• **To do**
Work out how many lines have "FIPS" in them. Give only that number.

• **Items**
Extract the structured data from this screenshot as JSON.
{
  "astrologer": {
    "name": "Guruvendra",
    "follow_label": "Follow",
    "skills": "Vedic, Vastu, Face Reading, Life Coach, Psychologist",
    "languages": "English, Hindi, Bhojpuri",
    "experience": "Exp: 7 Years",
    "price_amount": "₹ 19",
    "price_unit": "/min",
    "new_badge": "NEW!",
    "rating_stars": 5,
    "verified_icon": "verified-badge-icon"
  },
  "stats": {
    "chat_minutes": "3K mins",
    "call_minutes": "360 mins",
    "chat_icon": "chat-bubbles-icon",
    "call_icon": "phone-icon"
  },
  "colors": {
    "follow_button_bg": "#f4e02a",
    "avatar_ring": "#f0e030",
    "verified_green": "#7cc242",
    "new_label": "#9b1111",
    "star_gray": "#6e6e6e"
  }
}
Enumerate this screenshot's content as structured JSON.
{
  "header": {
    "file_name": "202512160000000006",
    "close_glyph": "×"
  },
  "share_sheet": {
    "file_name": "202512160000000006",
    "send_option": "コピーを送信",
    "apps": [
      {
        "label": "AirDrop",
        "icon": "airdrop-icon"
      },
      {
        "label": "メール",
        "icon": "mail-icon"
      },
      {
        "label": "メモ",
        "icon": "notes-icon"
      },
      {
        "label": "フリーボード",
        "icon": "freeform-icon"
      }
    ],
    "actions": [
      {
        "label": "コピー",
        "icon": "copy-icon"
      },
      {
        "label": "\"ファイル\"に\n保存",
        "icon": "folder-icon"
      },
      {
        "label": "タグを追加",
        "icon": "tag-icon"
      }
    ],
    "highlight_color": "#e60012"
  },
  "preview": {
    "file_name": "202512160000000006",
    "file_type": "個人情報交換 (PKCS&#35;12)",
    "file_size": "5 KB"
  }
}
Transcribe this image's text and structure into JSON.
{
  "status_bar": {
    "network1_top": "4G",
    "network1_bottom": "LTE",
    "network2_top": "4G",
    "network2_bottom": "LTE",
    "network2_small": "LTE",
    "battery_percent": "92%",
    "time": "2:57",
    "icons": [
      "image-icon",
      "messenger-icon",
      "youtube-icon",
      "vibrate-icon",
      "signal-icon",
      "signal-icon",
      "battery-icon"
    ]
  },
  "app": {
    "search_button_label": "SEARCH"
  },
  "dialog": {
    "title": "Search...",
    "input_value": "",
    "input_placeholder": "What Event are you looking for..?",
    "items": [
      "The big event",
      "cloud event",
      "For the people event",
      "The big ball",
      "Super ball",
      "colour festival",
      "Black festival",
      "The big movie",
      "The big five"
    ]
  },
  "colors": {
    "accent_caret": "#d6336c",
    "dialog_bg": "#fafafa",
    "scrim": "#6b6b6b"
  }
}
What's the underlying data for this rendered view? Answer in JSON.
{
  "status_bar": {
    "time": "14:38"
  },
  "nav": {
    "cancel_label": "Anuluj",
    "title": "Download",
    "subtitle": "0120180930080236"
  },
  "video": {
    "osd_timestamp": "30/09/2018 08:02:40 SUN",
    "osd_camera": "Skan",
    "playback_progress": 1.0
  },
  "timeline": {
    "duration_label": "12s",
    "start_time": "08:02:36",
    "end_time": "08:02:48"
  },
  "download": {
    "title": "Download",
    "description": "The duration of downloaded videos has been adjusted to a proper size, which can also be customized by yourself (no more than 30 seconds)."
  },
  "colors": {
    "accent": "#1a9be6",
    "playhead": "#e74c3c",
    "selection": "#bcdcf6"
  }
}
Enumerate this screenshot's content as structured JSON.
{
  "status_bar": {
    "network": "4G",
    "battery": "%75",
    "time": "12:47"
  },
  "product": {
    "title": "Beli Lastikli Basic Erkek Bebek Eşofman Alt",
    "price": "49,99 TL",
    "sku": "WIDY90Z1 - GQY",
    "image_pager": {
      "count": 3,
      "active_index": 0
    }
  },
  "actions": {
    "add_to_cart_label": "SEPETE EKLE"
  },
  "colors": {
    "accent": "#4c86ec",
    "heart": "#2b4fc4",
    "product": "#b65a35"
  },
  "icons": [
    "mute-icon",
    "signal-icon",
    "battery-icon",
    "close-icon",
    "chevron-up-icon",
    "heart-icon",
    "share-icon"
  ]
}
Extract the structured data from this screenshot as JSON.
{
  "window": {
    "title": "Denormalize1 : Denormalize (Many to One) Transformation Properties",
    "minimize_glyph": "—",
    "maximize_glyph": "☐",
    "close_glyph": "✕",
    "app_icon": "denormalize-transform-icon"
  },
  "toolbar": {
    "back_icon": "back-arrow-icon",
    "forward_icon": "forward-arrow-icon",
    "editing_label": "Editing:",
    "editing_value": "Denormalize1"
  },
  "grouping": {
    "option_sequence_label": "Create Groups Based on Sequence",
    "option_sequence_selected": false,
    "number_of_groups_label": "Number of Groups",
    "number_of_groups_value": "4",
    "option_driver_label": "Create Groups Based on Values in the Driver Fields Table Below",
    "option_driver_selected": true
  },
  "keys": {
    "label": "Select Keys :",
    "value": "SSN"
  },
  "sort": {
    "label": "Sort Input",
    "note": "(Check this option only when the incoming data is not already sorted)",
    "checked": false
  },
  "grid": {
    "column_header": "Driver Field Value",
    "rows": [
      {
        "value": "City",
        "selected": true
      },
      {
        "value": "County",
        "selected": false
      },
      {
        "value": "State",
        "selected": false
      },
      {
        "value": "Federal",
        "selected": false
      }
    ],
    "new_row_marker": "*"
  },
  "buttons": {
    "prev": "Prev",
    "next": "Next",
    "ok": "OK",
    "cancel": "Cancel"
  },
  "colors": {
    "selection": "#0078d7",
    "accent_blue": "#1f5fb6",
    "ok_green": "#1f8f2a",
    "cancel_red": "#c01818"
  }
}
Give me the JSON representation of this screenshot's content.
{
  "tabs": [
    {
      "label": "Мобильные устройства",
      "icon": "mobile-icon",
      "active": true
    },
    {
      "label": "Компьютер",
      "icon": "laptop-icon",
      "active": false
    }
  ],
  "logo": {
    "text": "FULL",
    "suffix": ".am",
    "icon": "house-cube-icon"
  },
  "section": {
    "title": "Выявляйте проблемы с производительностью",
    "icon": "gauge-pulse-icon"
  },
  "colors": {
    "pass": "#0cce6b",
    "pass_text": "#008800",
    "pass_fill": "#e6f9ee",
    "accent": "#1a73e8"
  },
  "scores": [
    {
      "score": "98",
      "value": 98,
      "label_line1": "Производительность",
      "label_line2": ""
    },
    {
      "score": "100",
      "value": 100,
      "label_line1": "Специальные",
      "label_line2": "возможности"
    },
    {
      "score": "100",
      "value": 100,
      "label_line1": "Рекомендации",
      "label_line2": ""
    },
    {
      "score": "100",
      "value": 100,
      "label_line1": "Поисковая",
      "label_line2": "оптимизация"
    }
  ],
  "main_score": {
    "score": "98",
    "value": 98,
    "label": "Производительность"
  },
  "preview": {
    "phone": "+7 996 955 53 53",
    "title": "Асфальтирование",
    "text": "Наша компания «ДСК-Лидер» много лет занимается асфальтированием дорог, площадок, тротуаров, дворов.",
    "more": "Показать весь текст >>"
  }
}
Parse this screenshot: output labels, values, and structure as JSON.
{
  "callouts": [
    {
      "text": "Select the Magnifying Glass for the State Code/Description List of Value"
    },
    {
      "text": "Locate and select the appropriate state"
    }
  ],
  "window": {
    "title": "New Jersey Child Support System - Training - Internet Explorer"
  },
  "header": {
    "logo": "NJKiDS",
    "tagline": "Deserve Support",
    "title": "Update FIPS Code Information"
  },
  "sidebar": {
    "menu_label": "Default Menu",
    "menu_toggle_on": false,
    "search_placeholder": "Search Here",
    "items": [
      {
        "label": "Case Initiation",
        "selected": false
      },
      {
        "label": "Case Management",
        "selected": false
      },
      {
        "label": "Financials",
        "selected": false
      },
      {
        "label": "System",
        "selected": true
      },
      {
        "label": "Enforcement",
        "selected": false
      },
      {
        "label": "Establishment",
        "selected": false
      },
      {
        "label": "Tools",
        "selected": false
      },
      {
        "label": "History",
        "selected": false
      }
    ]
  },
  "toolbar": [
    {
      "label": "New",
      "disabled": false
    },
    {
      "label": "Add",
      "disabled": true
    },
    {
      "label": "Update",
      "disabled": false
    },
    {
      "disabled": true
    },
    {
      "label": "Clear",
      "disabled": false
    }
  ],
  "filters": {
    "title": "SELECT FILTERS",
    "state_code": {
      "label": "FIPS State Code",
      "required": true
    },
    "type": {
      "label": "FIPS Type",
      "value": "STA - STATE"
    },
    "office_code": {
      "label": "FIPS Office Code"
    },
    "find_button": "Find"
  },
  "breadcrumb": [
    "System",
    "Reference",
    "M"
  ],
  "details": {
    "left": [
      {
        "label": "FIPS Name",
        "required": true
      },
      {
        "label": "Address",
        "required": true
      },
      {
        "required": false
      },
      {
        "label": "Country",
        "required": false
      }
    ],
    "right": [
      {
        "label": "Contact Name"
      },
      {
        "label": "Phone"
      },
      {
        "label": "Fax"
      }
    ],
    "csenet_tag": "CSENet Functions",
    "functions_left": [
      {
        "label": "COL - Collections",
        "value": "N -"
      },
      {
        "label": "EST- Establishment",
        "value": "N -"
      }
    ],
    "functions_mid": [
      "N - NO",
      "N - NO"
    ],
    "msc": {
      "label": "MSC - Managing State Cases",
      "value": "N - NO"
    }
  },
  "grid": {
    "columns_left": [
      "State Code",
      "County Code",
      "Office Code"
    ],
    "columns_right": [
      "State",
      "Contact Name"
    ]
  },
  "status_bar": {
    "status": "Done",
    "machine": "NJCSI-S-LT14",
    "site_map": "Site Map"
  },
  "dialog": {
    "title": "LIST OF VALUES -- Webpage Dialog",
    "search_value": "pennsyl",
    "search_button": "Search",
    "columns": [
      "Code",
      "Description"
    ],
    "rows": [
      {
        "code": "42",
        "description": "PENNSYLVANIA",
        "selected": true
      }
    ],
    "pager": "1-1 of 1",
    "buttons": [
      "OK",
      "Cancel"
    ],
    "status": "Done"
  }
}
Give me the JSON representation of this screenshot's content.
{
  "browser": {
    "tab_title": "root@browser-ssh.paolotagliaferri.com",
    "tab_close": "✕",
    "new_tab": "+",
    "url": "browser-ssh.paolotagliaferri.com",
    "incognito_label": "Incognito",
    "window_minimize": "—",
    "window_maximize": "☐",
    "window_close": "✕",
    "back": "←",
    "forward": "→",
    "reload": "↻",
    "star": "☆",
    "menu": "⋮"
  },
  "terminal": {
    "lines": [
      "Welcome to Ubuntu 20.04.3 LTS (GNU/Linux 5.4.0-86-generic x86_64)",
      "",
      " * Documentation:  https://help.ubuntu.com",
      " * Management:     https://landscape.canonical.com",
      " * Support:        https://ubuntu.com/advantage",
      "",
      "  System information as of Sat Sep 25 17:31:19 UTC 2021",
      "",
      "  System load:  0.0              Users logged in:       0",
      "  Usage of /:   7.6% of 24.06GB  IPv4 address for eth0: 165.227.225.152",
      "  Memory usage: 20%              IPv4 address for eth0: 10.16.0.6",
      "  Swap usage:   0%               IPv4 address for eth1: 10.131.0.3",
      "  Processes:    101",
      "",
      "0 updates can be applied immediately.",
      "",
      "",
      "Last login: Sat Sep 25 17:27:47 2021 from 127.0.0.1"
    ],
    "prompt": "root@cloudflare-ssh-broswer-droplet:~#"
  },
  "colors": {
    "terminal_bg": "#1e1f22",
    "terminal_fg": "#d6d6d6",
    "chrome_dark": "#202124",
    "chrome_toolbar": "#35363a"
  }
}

• **Complete answer**
5